YOUR TASK:
Quote verbatim every line from the start of the records through the line containing "dimension-labels: 19x logotype", including both ends.

MATERIAL TO PROCESS:
## begin
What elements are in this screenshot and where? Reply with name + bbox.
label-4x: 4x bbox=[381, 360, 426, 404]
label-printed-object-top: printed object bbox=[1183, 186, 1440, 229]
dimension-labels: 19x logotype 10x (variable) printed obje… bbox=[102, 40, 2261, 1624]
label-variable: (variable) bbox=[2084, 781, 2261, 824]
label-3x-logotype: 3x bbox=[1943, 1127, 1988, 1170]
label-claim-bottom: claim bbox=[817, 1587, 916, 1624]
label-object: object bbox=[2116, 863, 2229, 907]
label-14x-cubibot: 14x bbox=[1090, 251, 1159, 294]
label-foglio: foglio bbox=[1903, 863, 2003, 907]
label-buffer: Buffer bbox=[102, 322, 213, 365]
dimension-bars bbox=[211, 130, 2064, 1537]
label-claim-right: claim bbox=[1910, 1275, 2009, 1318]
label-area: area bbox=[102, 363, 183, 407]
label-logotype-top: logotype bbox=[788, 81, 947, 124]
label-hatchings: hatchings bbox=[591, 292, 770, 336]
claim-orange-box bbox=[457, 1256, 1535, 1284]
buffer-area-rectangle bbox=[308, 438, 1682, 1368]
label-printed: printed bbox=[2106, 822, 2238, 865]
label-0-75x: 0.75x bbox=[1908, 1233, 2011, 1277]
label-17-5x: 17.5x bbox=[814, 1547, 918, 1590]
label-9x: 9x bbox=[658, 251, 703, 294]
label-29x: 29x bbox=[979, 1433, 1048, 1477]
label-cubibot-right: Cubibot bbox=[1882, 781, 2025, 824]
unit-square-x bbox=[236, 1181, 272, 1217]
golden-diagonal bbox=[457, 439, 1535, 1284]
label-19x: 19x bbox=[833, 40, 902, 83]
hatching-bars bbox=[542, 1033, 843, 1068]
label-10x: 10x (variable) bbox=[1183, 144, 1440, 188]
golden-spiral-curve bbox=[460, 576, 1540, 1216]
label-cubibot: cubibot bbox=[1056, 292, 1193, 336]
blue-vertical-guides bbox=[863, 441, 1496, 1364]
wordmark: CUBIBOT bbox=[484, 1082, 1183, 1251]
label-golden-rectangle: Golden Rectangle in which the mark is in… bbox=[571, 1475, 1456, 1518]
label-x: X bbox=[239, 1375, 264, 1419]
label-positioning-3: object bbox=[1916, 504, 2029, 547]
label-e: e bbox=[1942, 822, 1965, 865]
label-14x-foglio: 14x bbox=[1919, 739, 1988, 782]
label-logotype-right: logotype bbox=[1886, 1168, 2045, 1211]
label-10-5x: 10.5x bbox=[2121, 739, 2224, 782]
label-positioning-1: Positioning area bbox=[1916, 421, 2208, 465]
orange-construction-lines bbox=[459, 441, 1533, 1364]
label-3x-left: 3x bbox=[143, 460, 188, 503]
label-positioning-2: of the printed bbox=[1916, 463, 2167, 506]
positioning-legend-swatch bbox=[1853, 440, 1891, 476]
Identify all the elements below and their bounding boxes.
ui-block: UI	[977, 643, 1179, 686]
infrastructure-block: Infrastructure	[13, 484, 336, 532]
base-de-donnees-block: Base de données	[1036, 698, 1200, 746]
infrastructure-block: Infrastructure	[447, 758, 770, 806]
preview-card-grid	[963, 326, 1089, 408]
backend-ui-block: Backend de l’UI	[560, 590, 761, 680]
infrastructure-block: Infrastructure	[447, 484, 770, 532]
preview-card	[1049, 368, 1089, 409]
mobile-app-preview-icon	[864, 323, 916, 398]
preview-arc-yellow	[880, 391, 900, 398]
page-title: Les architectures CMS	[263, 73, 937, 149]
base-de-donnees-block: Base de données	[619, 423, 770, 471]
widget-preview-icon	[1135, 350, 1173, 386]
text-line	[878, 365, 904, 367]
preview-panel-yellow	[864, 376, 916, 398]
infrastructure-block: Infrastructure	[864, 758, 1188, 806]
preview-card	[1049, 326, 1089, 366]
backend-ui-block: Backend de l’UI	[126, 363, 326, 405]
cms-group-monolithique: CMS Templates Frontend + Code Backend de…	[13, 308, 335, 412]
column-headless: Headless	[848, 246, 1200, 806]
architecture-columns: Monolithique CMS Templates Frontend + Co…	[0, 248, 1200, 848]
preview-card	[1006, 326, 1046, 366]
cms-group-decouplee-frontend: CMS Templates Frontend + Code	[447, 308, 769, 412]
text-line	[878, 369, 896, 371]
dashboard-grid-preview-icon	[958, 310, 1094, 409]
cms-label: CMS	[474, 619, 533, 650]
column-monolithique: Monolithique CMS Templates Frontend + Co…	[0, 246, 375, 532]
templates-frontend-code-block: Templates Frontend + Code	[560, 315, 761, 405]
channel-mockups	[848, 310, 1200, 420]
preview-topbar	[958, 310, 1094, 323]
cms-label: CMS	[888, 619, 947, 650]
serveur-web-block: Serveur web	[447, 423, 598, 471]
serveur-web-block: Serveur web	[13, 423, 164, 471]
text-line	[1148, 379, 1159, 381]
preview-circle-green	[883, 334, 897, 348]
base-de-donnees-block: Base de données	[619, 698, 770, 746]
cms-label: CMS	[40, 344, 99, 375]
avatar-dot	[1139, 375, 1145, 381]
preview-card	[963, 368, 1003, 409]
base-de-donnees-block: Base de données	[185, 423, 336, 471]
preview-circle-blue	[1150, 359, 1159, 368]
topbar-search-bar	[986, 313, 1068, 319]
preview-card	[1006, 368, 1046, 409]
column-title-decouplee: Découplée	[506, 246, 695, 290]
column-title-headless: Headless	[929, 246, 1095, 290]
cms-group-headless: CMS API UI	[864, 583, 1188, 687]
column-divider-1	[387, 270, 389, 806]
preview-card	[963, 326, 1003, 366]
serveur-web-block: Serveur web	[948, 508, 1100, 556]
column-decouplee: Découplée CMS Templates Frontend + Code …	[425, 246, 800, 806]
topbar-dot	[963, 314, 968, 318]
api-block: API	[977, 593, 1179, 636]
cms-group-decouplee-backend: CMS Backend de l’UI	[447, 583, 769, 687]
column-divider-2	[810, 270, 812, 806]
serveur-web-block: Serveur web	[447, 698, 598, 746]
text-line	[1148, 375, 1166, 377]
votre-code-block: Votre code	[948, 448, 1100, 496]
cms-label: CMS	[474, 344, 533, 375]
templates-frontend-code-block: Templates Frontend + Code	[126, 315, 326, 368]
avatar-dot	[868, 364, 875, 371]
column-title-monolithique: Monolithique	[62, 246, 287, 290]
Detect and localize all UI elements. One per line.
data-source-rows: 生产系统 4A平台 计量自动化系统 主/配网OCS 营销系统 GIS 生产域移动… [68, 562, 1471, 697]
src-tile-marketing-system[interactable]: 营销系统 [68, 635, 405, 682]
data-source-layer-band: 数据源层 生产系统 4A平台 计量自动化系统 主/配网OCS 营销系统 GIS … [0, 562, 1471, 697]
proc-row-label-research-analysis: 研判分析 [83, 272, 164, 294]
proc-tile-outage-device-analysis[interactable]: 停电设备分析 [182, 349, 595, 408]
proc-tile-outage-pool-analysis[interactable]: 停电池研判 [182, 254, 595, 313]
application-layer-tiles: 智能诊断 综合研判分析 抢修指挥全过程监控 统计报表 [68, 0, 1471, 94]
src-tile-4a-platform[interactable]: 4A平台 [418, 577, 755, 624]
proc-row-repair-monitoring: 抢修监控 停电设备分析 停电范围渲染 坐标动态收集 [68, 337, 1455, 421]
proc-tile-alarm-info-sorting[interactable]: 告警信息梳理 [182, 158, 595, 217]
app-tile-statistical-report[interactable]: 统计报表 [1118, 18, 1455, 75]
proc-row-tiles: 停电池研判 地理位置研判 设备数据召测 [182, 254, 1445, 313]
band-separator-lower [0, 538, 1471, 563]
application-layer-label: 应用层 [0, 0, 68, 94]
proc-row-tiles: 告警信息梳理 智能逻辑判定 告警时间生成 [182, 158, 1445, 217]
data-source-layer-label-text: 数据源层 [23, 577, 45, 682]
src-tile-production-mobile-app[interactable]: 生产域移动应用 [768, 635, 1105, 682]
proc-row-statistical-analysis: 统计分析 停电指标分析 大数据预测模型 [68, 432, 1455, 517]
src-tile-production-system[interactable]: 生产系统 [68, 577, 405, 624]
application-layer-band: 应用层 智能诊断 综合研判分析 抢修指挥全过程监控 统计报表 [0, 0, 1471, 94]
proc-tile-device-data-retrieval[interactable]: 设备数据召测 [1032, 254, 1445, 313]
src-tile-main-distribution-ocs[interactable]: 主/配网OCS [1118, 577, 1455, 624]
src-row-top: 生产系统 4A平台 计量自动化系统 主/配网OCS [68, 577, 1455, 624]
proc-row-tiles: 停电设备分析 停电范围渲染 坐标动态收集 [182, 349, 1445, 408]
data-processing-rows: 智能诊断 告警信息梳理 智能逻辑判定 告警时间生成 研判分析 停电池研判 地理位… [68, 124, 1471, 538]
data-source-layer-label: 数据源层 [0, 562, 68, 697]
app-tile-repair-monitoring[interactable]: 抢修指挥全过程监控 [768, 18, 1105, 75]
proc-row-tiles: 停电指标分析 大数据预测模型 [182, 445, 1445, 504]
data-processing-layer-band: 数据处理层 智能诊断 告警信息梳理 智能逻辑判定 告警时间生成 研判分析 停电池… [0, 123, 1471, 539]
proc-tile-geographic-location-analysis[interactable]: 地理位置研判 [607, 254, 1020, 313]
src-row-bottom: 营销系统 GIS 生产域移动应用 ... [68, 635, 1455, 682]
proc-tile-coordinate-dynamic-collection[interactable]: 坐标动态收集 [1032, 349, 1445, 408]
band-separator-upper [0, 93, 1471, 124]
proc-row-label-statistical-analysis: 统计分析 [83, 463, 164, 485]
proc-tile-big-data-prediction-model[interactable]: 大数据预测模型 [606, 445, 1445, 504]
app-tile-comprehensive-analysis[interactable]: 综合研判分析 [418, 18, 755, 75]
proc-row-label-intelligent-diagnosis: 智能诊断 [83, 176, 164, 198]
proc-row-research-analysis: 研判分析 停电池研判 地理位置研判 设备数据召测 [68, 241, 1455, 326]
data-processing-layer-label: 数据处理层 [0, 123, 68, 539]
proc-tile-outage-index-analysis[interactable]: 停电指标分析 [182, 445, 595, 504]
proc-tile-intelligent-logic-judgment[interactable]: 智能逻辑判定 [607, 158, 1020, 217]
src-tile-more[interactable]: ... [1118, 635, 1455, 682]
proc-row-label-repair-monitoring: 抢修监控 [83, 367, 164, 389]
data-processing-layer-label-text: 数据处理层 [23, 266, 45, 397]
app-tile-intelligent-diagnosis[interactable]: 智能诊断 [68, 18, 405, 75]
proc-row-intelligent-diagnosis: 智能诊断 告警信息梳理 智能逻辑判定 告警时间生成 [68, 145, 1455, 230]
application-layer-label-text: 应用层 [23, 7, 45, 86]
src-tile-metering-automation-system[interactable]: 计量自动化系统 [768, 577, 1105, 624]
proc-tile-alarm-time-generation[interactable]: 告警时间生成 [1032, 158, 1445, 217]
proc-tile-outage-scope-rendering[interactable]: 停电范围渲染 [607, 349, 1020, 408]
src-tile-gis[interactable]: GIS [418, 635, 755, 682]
## end
EXERCISE ANSWER:
What elements are in this screenshot and where? Reply with name + bbox.
label-4x: 4x bbox=[381, 360, 426, 404]
label-printed-object-top: printed object bbox=[1183, 186, 1440, 229]
dimension-labels: 19x logotype 10x (variable) printed obje… bbox=[102, 40, 2261, 1624]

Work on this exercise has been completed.